EXERCISE DESCRIPTION: Select all lines with the string "title" in them, and copy those lines.

##############################

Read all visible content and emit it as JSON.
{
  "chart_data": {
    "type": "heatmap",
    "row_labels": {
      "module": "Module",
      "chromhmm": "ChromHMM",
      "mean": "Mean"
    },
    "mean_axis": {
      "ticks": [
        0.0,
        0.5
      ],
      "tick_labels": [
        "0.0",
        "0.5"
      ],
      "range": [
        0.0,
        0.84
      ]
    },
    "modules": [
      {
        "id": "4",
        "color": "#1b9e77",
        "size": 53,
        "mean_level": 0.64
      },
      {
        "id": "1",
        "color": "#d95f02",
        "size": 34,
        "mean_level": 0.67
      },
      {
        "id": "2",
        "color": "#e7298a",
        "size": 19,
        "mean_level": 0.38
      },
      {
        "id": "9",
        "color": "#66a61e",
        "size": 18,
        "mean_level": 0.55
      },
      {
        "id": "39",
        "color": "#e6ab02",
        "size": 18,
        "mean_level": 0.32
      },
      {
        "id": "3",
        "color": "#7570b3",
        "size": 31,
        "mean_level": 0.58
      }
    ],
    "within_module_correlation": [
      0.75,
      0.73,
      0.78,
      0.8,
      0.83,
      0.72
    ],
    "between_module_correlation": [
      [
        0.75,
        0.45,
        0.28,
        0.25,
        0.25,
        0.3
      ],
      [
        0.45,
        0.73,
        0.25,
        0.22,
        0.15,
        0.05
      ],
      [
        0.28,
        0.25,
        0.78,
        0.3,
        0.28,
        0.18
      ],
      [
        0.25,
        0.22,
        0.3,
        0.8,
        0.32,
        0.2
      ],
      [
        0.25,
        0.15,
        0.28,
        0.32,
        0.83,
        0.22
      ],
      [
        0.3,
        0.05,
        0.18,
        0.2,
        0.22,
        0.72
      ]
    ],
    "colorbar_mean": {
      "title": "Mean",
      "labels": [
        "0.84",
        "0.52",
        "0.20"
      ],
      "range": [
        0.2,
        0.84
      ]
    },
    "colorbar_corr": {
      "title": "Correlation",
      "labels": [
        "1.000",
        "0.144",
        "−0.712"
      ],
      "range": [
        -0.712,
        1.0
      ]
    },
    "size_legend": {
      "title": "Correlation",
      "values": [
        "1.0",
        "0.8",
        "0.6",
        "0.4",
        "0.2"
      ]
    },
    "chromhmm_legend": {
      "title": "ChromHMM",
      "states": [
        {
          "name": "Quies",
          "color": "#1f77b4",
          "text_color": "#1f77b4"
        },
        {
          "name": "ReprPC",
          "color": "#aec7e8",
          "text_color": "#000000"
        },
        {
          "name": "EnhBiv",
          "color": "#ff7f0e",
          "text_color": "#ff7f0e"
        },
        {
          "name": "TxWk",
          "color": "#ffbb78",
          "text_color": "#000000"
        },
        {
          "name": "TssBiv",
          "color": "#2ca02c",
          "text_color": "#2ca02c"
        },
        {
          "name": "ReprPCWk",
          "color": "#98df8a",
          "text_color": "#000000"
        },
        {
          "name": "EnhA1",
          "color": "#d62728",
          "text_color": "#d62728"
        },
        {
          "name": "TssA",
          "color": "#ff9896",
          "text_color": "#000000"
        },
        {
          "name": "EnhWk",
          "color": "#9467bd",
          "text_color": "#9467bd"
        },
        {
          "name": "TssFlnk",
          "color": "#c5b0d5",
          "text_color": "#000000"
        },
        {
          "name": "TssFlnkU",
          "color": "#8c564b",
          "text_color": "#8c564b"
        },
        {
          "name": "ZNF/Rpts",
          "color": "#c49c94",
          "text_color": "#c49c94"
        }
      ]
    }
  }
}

##############################

SOLUTION FOR THIS PROBLEM:
      "title": "Mean",
      "title": "Correlation",
      "title": "Correlation",
      "title": "ChromHMM",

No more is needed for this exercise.